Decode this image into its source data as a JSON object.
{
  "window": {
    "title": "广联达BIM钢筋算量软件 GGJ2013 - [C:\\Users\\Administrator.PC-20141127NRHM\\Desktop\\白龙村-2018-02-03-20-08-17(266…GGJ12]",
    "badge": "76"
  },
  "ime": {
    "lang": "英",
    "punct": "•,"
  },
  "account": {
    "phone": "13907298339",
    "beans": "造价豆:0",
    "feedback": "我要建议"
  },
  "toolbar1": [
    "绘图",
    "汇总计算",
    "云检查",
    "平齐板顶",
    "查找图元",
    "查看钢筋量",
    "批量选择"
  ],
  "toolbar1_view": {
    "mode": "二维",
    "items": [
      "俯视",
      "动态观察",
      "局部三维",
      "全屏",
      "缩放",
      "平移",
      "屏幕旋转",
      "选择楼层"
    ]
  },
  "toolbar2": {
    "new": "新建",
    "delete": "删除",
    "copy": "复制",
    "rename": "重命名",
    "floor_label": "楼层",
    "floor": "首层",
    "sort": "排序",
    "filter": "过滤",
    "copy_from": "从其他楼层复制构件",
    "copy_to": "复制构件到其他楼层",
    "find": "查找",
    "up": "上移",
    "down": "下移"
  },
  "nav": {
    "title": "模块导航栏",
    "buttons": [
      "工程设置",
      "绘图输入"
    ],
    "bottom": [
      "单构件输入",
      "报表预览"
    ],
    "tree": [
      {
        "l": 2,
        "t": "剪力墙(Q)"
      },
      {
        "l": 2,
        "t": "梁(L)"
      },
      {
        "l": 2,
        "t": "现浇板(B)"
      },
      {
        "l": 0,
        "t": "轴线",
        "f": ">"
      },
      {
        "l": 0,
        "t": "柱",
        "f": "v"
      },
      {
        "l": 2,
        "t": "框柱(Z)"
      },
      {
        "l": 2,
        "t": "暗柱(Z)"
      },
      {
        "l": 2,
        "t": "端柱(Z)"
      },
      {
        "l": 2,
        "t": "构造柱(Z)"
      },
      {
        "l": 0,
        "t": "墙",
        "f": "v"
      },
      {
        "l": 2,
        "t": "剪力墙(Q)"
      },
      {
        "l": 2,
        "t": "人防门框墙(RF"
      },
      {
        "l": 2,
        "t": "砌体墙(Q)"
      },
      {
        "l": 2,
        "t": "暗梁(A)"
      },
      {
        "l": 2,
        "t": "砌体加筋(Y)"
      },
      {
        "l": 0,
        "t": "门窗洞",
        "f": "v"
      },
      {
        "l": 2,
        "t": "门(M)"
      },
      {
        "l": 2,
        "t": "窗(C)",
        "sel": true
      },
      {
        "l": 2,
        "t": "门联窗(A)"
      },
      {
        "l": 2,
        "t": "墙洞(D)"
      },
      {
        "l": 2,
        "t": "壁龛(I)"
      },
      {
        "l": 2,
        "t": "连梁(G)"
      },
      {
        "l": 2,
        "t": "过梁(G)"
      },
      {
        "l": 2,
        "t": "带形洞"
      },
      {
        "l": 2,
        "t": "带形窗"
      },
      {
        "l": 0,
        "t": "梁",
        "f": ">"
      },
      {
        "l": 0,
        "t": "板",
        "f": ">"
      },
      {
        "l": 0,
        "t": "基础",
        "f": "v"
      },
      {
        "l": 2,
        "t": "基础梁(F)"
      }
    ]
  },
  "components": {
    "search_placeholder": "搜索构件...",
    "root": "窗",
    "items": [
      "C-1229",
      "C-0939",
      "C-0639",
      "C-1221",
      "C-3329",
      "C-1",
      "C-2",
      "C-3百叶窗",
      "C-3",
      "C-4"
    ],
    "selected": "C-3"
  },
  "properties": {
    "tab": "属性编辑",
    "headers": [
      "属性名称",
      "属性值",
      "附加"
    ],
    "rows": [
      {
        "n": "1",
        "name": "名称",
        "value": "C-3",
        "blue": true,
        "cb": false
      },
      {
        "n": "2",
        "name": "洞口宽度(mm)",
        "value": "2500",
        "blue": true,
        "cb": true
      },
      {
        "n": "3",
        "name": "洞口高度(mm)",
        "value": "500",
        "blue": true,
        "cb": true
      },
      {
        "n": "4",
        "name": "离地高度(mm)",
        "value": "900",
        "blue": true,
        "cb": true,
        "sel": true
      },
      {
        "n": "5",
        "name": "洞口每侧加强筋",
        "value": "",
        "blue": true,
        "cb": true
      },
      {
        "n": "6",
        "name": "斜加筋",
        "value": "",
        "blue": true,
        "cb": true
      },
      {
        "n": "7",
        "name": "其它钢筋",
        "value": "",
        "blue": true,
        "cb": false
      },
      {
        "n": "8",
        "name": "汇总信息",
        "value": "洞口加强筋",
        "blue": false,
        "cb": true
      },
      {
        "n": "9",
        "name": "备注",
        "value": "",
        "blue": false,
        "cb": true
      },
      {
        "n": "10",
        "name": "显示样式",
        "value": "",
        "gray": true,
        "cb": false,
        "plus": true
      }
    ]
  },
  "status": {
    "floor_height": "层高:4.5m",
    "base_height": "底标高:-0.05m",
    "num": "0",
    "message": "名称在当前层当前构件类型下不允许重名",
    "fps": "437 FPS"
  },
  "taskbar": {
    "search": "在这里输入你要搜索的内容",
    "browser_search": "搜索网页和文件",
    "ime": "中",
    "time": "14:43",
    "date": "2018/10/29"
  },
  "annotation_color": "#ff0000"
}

══════

WHAT YOU HAVE TO DO
Your task is to quote the listing above word for word.

WRITTEN ANSWER
Decode this image into its source data as a JSON object.
{
  "window": {
    "title": "广联达BIM钢筋算量软件 GGJ2013 - [C:\\Users\\Administrator.PC-20141127NRHM\\Desktop\\白龙村-2018-02-03-20-08-17(266…GGJ12]",
    "badge": "76"
  },
  "ime": {
    "lang": "英",
    "punct": "•,"
  },
  "account": {
    "phone": "13907298339",
    "beans": "造价豆:0",
    "feedback": "我要建议"
  },
  "toolbar1": [
    "绘图",
    "汇总计算",
    "云检查",
    "平齐板顶",
    "查找图元",
    "查看钢筋量",
    "批量选择"
  ],
  "toolbar1_view": {
    "mode": "二维",
    "items": [
      "俯视",
      "动态观察",
      "局部三维",
      "全屏",
      "缩放",
      "平移",
      "屏幕旋转",
      "选择楼层"
    ]
  },
  "toolbar2": {
    "new": "新建",
    "delete": "删除",
    "copy": "复制",
    "rename": "重命名",
    "floor_label": "楼层",
    "floor": "首层",
    "sort": "排序",
    "filter": "过滤",
    "copy_from": "从其他楼层复制构件",
    "copy_to": "复制构件到其他楼层",
    "find": "查找",
    "up": "上移",
    "down": "下移"
  },
  "nav": {
    "title": "模块导航栏",
    "buttons": [
      "工程设置",
      "绘图输入"
    ],
    "bottom": [
      "单构件输入",
      "报表预览"
    ],
    "tree": [
      {
        "l": 2,
        "t": "剪力墙(Q)"
      },
      {
        "l": 2,
        "t": "梁(L)"
      },
      {
        "l": 2,
        "t": "现浇板(B)"
      },
      {
        "l": 0,
        "t": "轴线",
        "f": ">"
      },
      {
        "l": 0,
        "t": "柱",
        "f": "v"
      },
      {
        "l": 2,
        "t": "框柱(Z)"
      },
      {
        "l": 2,
        "t": "暗柱(Z)"
      },
      {
        "l": 2,
        "t": "端柱(Z)"
      },
      {
        "l": 2,
        "t": "构造柱(Z)"
      },
      {
        "l": 0,
        "t": "墙",
        "f": "v"
      },
      {
        "l": 2,
        "t": "剪力墙(Q)"
      },
      {
        "l": 2,
        "t": "人防门框墙(RF"
      },
      {
        "l": 2,
        "t": "砌体墙(Q)"
      },
      {
        "l": 2,
        "t": "暗梁(A)"
      },
      {
        "l": 2,
        "t": "砌体加筋(Y)"
      },
      {
        "l": 0,
        "t": "门窗洞",
        "f": "v"
      },
      {
        "l": 2,
        "t": "门(M)"
      },
      {
        "l": 2,
        "t": "窗(C)",
        "sel": true
      },
      {
        "l": 2,
        "t": "门联窗(A)"
      },
      {
        "l": 2,
        "t": "墙洞(D)"
      },
      {
        "l": 2,
        "t": "壁龛(I)"
      },
      {
        "l": 2,
        "t": "连梁(G)"
      },
      {
        "l": 2,
        "t": "过梁(G)"
      },
      {
        "l": 2,
        "t": "带形洞"
      },
      {
        "l": 2,
        "t": "带形窗"
      },
      {
        "l": 0,
        "t": "梁",
        "f": ">"
      },
      {
        "l": 0,
        "t": "板",
        "f": ">"
      },
      {
        "l": 0,
        "t": "基础",
        "f": "v"
      },
      {
        "l": 2,
        "t": "基础梁(F)"
      }
    ]
  },
  "components": {
    "search_placeholder": "搜索构件...",
    "root": "窗",
    "items": [
      "C-1229",
      "C-0939",
      "C-0639",
      "C-1221",
      "C-3329",
      "C-1",
      "C-2",
      "C-3百叶窗",
      "C-3",
      "C-4"
    ],
    "selected": "C-3"
  },
  "properties": {
    "tab": "属性编辑",
    "headers": [
      "属性名称",
      "属性值",
      "附加"
    ],
    "rows": [
      {
        "n": "1",
        "name": "名称",
        "value": "C-3",
        "blue": true,
        "cb": false
      },
      {
        "n": "2",
        "name": "洞口宽度(mm)",
        "value": "2500",
        "blue": true,
        "cb": true
      },
      {
        "n": "3",
        "name": "洞口高度(mm)",
        "value": "500",
        "blue": true,
        "cb": true
      },
      {
        "n": "4",
        "name": "离地高度(mm)",
        "value": "900",
        "blue": true,
        "cb": true,
        "sel": true
      },
      {
        "n": "5",
        "name": "洞口每侧加强筋",
        "value": "",
        "blue": true,
        "cb": true
      },
      {
        "n": "6",
        "name": "斜加筋",
        "value": "",
        "blue": true,
        "cb": true
      },
      {
        "n": "7",
        "name": "其它钢筋",
        "value": "",
        "blue": true,
        "cb": false
      },
      {
        "n": "8",
        "name": "汇总信息",
        "value": "洞口加强筋",
        "blue": false,
        "cb": true
      },
      {
        "n": "9",
        "name": "备注",
        "value": "",
        "blue": false,
        "cb": true
      },
      {
        "n": "10",
        "name": "显示样式",
        "value": "",
        "gray": true,
        "cb": false,
        "plus": true
      }
    ]
  },
  "status": {
    "floor_height": "层高:4.5m",
    "base_height": "底标高:-0.05m",
    "num": "0",
    "message": "名称在当前层当前构件类型下不允许重名",
    "fps": "437 FPS"
  },
  "taskbar": {
    "search": "在这里输入你要搜索的内容",
    "browser_search": "搜索网页和文件",
    "ime": "中",
    "time": "14:43",
    "date": "2018/10/29"
  },
  "annotation_color": "#ff0000"
}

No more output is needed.